* DESCRIPTION OF THE TASK *
Tally the lines that contain "date" and report the total alone.

# # #

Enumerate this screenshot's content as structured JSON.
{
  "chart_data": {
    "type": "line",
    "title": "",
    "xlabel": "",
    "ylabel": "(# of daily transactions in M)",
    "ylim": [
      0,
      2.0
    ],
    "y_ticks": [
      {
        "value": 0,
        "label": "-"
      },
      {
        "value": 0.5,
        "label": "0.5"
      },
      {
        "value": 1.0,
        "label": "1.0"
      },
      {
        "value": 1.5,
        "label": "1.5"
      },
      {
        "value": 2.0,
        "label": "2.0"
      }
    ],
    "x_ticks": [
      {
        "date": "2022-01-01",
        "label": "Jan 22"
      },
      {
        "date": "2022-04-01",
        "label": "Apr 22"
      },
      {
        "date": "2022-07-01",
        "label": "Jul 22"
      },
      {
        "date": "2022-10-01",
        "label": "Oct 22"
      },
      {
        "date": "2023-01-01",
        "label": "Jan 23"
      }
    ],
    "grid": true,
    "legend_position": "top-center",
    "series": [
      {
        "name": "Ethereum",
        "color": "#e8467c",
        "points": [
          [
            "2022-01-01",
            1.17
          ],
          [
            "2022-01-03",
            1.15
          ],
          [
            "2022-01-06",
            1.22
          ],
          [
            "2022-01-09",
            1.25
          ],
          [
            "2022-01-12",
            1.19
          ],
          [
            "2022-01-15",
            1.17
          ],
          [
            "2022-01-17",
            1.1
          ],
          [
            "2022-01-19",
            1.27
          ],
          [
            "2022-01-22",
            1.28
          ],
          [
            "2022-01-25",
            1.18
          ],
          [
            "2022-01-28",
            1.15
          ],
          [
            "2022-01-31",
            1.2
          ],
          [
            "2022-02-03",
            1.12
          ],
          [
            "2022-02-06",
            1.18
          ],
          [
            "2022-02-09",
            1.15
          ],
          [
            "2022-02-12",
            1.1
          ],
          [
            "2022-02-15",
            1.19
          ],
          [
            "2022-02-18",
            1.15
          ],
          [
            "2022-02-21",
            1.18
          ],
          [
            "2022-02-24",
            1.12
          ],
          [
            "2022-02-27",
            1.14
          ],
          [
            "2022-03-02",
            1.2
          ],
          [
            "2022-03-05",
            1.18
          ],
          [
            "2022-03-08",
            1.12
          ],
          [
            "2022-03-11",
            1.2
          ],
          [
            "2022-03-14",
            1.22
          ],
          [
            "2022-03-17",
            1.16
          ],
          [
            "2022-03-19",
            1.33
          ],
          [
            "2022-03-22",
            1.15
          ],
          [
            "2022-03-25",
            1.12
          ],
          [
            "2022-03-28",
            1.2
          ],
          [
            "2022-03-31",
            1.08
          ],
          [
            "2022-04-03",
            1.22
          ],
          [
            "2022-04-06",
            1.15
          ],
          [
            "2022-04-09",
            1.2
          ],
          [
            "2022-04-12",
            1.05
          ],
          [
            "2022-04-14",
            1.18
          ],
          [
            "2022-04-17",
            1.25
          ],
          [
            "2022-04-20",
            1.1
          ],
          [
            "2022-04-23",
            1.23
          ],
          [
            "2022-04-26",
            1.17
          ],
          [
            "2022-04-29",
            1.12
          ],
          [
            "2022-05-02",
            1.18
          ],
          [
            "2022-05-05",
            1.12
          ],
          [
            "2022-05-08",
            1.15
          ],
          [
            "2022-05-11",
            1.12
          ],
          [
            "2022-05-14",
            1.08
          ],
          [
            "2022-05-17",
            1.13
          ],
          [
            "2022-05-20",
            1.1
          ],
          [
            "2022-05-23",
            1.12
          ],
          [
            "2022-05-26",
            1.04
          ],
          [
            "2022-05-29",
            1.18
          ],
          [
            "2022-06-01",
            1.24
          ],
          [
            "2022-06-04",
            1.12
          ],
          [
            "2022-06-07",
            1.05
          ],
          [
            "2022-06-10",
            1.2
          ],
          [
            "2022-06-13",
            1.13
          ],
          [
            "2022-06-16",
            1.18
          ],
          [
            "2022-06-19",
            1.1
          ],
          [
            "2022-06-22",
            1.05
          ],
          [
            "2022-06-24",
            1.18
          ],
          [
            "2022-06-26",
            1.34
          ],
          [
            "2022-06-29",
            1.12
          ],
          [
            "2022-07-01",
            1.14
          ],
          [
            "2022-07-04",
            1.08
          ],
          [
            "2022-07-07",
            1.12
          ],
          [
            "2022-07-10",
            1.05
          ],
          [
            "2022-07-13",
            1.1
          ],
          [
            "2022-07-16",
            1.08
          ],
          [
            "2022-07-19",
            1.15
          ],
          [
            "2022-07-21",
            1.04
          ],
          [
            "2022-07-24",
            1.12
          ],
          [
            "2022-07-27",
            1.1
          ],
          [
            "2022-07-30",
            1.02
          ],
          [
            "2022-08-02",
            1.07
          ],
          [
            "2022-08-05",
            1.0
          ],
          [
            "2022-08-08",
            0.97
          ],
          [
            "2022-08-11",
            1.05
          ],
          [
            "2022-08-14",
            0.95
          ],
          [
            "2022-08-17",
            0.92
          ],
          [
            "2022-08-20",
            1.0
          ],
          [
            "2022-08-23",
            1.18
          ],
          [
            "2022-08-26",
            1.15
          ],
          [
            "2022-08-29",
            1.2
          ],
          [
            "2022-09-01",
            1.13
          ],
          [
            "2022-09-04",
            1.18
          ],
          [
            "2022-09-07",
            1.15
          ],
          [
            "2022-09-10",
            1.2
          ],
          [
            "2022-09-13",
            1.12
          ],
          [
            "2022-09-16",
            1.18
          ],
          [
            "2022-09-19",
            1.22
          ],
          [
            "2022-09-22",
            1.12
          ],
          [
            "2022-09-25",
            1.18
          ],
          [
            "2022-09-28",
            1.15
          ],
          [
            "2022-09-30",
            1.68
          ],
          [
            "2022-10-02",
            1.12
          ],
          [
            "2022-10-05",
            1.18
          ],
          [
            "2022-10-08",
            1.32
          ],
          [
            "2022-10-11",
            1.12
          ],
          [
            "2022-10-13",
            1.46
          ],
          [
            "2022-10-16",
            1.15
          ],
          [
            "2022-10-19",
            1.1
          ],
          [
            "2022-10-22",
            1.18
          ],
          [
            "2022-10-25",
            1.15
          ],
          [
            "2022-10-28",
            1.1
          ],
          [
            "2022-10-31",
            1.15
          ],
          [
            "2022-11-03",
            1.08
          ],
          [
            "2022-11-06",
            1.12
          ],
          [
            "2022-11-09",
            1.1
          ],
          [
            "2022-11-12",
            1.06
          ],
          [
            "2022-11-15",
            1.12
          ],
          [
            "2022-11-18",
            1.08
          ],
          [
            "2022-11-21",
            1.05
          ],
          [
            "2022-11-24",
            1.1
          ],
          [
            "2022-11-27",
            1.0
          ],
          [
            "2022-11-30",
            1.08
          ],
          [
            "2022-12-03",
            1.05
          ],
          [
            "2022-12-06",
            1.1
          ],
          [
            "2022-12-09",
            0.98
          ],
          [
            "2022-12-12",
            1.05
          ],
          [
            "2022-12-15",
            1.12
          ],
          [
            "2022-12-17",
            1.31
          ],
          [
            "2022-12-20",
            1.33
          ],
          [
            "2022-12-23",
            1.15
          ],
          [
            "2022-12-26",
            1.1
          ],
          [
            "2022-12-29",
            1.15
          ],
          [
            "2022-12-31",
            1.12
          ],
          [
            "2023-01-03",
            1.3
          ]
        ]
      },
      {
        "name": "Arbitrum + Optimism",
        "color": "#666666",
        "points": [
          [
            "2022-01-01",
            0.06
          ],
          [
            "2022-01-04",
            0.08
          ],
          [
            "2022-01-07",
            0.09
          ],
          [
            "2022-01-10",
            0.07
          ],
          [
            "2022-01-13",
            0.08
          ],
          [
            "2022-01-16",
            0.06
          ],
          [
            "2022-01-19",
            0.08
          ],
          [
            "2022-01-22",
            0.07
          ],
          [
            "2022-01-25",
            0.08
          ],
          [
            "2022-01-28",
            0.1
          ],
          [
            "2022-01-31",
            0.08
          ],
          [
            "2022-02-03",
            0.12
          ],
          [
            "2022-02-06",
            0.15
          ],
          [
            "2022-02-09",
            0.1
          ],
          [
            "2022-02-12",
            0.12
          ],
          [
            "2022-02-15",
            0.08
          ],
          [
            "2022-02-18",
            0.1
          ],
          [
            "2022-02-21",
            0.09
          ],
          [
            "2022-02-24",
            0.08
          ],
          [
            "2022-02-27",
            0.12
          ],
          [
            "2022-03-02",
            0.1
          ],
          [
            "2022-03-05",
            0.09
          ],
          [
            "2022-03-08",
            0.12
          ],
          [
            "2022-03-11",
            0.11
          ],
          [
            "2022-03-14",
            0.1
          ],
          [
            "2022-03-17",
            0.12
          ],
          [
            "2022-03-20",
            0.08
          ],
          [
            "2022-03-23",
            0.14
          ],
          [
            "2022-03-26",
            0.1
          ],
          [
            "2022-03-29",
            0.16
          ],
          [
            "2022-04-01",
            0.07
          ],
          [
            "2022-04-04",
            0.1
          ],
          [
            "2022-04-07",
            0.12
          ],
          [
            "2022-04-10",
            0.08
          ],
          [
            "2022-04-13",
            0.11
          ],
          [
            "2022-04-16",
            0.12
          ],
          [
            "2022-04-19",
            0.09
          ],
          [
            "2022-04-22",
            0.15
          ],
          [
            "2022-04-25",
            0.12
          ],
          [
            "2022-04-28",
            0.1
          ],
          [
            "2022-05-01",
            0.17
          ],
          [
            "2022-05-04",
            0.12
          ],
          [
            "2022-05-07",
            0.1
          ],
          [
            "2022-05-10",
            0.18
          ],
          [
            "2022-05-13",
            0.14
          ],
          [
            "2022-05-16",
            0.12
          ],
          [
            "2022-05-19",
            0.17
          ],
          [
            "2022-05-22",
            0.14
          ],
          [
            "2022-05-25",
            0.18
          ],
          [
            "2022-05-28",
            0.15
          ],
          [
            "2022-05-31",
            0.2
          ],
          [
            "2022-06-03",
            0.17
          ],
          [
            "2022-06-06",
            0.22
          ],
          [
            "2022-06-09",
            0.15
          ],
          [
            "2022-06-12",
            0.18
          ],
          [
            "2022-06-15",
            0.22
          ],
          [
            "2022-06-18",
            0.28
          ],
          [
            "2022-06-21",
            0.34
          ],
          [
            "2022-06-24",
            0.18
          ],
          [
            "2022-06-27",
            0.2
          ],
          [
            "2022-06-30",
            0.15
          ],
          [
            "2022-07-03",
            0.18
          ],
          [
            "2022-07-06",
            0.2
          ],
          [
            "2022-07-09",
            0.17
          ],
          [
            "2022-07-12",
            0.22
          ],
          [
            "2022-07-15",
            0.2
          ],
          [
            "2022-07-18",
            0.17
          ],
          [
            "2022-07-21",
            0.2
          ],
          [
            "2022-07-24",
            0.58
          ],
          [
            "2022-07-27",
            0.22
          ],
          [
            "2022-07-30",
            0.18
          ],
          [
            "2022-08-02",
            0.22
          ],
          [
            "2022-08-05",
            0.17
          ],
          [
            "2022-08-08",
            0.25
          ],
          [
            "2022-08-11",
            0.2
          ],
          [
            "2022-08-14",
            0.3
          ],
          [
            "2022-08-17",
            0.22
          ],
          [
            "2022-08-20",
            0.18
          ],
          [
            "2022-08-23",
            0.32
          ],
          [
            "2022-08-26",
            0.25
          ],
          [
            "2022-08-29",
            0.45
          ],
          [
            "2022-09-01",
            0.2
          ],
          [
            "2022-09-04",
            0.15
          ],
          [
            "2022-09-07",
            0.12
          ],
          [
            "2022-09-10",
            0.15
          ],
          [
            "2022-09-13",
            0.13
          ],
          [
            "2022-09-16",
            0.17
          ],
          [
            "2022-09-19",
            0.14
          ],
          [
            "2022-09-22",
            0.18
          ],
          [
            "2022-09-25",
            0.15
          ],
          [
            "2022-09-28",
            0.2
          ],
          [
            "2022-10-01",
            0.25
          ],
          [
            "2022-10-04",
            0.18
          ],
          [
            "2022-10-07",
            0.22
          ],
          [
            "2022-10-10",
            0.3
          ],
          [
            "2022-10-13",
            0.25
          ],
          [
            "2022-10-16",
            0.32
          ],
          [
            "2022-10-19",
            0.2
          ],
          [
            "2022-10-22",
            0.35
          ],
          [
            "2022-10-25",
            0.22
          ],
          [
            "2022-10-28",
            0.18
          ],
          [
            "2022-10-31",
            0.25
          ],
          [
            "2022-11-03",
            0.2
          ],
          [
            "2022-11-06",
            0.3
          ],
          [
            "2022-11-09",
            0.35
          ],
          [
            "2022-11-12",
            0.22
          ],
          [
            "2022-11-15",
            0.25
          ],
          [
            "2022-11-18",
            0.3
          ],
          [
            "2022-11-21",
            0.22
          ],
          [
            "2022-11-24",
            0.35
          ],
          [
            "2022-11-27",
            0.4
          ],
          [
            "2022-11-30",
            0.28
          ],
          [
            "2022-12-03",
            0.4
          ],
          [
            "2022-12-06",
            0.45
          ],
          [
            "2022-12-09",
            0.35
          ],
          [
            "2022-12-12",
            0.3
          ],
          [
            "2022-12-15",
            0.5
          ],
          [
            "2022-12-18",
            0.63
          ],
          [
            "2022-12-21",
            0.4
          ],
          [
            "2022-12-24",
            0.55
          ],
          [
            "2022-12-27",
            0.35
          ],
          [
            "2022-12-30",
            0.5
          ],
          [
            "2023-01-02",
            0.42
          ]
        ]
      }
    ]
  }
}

# # #

* OUTPUT OF THE EXERCISE *
5